SET PROBLEM:
Write the entries below out again exactly; any picture in them stays out.

[Data extracted from a collection]
* * * * * * *
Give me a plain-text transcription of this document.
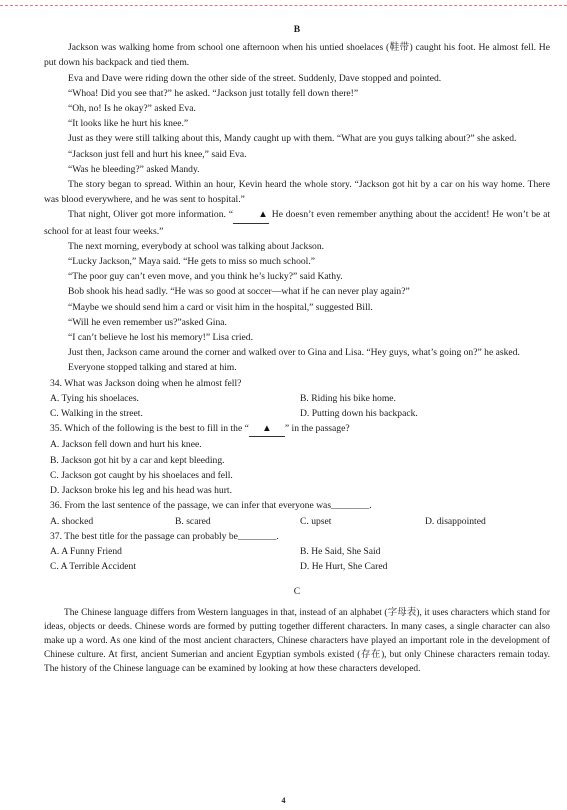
B

Jackson was walking home from school one afternoon when his untied shoelaces (鞋带) caught his foot. He almost fell. He put down his backpack and tied them.

Eva and Dave were riding down the other side of the street. Suddenly, Dave stopped and pointed.

“Whoa! Did you see that?” he asked. “Jackson just totally fell down there!”

“Oh, no! Is he okay?” asked Eva.

“It looks like he hurt his knee.”

Just as they were still talking about this, Mandy caught up with them. “What are you guys talking about?” she asked.

“Jackson just fell and hurt his knee,” said Eva.

“Was he bleeding?” asked Mandy.

The story began to spread. Within an hour, Kevin heard the whole story. “Jackson got hit by a car on his way home. There was blood everywhere, and he was sent to hospital.”

That night, Oliver got more information. “	▲ He doesn’t even remember anything about the accident! He won’t be at school for at least four weeks.”

The next morning, everybody at school was talking about Jackson.

“Lucky Jackson,” Maya said. “He gets to miss so much school.”

“The poor guy can’t even move, and you think he’s lucky?” said Kathy.

Bob shook his head sadly. “He was so good at soccer—what if he can never play again?”

“Maybe we should send him a card or visit him in the hospital,” suggested Bill.

“Will he even remember us?”asked Gina.

“I can’t believe he lost his memory!” Lisa cried.

Just then, Jackson came around the corner and walked over to Gina and Lisa. “Hey guys, what’s going on?” he asked.

Everyone stopped talking and stared at him.

34. What was Jackson doing when he almost fell?
A. Tying his shoelaces.	B. Riding his bike home.
C. Walking in the street.	D. Putting down his backpack.
35. Which of the following is the best to fill in the “ ▲ ” in the passage?
A. Jackson fell down and hurt his knee.
B. Jackson got hit by a car and kept bleeding.
C. Jackson got caught by his shoelaces and fell.
D. Jackson broke his leg and his head was hurt.
36. From the last sentence of the passage, we can infer that everyone was________.
A. shocked	B. scared	C. upset	D. disappointed
37. The best title for the passage can probably be________.
A. A Funny Friend	B. He Said, She Said
C. A Terrible Accident	D. He Hurt, She Cared
C

The Chinese language differs from Western languages in that, instead of an alphabet (字母表), it uses characters which stand for ideas, objects or deeds. Chinese words are formed by putting together different characters. In many cases, a single character can also make up a word. As one kind of the most ancient characters, Chinese characters have played an important role in the development of Chinese culture. At first, ancient Sumerian and ancient Egyptian symbols existed (存在), but only Chinese characters remain today. The history of the Chinese language can be examined by looking at how these characters developed.

4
* * * * * * *
OUTPUT BELOW:
Give me a plain-text transcription of this document.
B

Jackson was walking home from school one afternoon when his untied shoelaces (鞋带) caught his foot. He almost fell. He put down his backpack and tied them.

Eva and Dave were riding down the other side of the street. Suddenly, Dave stopped and pointed.

“Whoa! Did you see that?” he asked. “Jackson just totally fell down there!”

“Oh, no! Is he okay?” asked Eva.

“It looks like he hurt his knee.”

Just as they were still talking about this, Mandy caught up with them. “What are you guys talking about?” she asked.

“Jackson just fell and hurt his knee,” said Eva.

“Was he bleeding?” asked Mandy.

The story began to spread. Within an hour, Kevin heard the whole story. “Jackson got hit by a car on his way home. There was blood everywhere, and he was sent to hospital.”

That night, Oliver got more information. “	▲ He doesn’t even remember anything about the accident! He won’t be at school for at least four weeks.”

The next morning, everybody at school was talking about Jackson.

“Lucky Jackson,” Maya said. “He gets to miss so much school.”

“The poor guy can’t even move, and you think he’s lucky?” said Kathy.

Bob shook his head sadly. “He was so good at soccer—what if he can never play again?”

“Maybe we should send him a card or visit him in the hospital,” suggested Bill.

“Will he even remember us?”asked Gina.

“I can’t believe he lost his memory!” Lisa cried.

Just then, Jackson came around the corner and walked over to Gina and Lisa. “Hey guys, what’s going on?” he asked.

Everyone stopped talking and stared at him.

34. What was Jackson doing when he almost fell?
A. Tying his shoelaces.	B. Riding his bike home.
C. Walking in the street.	D. Putting down his backpack.
35. Which of the following is the best to fill in the “ ▲ ” in the passage?
A. Jackson fell down and hurt his knee.
B. Jackson got hit by a car and kept bleeding.
C. Jackson got caught by his shoelaces and fell.
D. Jackson broke his leg and his head was hurt.
36. From the last sentence of the passage, we can infer that everyone was________.
A. shocked	B. scared	C. upset	D. disappointed
37. The best title for the passage can probably be________.
A. A Funny Friend	B. He Said, She Said
C. A Terrible Accident	D. He Hurt, She Cared
C

The Chinese language differs from Western languages in that, instead of an alphabet (字母表), it uses characters which stand for ideas, objects or deeds. Chinese words are formed by putting together different characters. In many cases, a single character can also make up a word. As one kind of the most ancient characters, Chinese characters have played an important role in the development of Chinese culture. At first, ancient Sumerian and ancient Egyptian symbols existed (存在), but only Chinese characters remain today. The history of the Chinese language can be examined by looking at how these characters developed.

4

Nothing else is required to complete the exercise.